→ Exercise aim
Express every line of the rows below as a Markdown table with the columns "No." and "Line." Number each line in order and leave out blank lines.

[Data rows]
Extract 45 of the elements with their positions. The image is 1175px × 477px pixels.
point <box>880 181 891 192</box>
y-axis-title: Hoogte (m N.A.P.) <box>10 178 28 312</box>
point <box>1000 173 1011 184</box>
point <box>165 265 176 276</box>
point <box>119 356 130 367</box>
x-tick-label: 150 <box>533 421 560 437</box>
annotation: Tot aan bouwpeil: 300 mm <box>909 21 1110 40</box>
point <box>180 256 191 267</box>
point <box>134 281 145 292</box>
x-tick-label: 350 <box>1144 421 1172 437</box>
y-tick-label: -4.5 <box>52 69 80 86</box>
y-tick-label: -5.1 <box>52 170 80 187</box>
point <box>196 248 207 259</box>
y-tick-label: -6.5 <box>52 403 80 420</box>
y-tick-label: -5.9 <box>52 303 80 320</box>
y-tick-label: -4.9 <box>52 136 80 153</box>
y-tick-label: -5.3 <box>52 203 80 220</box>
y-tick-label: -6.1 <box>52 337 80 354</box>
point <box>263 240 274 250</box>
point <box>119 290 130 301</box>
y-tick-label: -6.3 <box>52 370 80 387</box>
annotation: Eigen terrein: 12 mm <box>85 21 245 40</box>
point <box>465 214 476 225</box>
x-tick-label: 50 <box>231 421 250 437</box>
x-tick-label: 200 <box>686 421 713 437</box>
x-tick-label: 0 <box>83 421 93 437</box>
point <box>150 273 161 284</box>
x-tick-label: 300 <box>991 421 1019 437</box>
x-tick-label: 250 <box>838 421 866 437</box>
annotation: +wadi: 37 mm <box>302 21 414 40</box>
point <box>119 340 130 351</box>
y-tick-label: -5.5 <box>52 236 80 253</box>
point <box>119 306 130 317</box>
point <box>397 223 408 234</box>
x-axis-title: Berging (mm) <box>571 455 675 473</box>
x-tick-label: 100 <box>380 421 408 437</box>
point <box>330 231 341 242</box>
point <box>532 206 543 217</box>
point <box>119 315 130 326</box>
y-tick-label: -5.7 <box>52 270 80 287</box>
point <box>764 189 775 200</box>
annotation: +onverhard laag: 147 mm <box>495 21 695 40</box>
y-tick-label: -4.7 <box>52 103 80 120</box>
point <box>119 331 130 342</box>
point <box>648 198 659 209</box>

→ Task answer
| No. | Line |
|---|---|
| 1 | Extract 45 of the elements with their positions. The image is 1175px × 477px pixels. |
| 2 | point <box>880 181 891 192</box> |
| 3 | y-axis-title: Hoogte (m N.A.P.) <box>10 178 28 312</box> |
| 4 | point <box>1000 173 1011 184</box> |
| 5 | point <box>165 265 176 276</box> |
| 6 | point <box>119 356 130 367</box> |
| 7 | x-tick-label: 150 <box>533 421 560 437</box> |
| 8 | annotation: Tot aan bouwpeil: 300 mm <box>909 21 1110 40</box> |
| 9 | point <box>180 256 191 267</box> |
| 10 | point <box>134 281 145 292</box> |
| 11 | x-tick-label: 350 <box>1144 421 1172 437</box> |
| 12 | y-tick-label: -4.5 <box>52 69 80 86</box> |
| 13 | y-tick-label: -5.1 <box>52 170 80 187</box> |
| 14 | point <box>196 248 207 259</box> |
| 15 | y-tick-label: -6.5 <box>52 403 80 420</box> |
| 16 | y-tick-label: -5.9 <box>52 303 80 320</box> |
| 17 | y-tick-label: -4.9 <box>52 136 80 153</box> |
| 18 | y-tick-label: -5.3 <box>52 203 80 220</box> |
| 19 | y-tick-label: -6.1 <box>52 337 80 354</box> |
| 20 | point <box>263 240 274 250</box> |
| 21 | point <box>119 290 130 301</box> |
| 22 | y-tick-label: -6.3 <box>52 370 80 387</box> |
| 23 | annotation: Eigen terrein: 12 mm <box>85 21 245 40</box> |
| 24 | point <box>465 214 476 225</box> |
| 25 | x-tick-label: 50 <box>231 421 250 437</box> |
| 26 | x-tick-label: 200 <box>686 421 713 437</box> |
| 27 | x-tick-label: 0 <box>83 421 93 437</box> |
| 28 | point <box>150 273 161 284</box> |
| 29 | x-tick-label: 300 <box>991 421 1019 437</box> |
| 30 | x-tick-label: 250 <box>838 421 866 437</box> |
| 31 | annotation: +wadi: 37 mm <box>302 21 414 40</box> |
| 32 | point <box>119 340 130 351</box> |
| 33 | y-tick-label: -5.5 <box>52 236 80 253</box> |
| 34 | point <box>119 306 130 317</box> |
| 35 | point <box>397 223 408 234</box> |
| 36 | x-axis-title: Berging (mm) <box>571 455 675 473</box> |
| 37 | x-tick-label: 100 <box>380 421 408 437</box> |
| 38 | point <box>330 231 341 242</box> |
| 39 | point <box>532 206 543 217</box> |
| 40 | point <box>119 315 130 326</box> |
| 41 | y-tick-label: -5.7 <box>52 270 80 287</box> |
| 42 | point <box>764 189 775 200</box> |
| 43 | annotation: +onverhard laag: 147 mm <box>495 21 695 40</box> |
| 44 | y-tick-label: -4.7 <box>52 103 80 120</box> |
| 45 | point <box>119 331 130 342</box> |
| 46 | point <box>648 198 659 209</box> |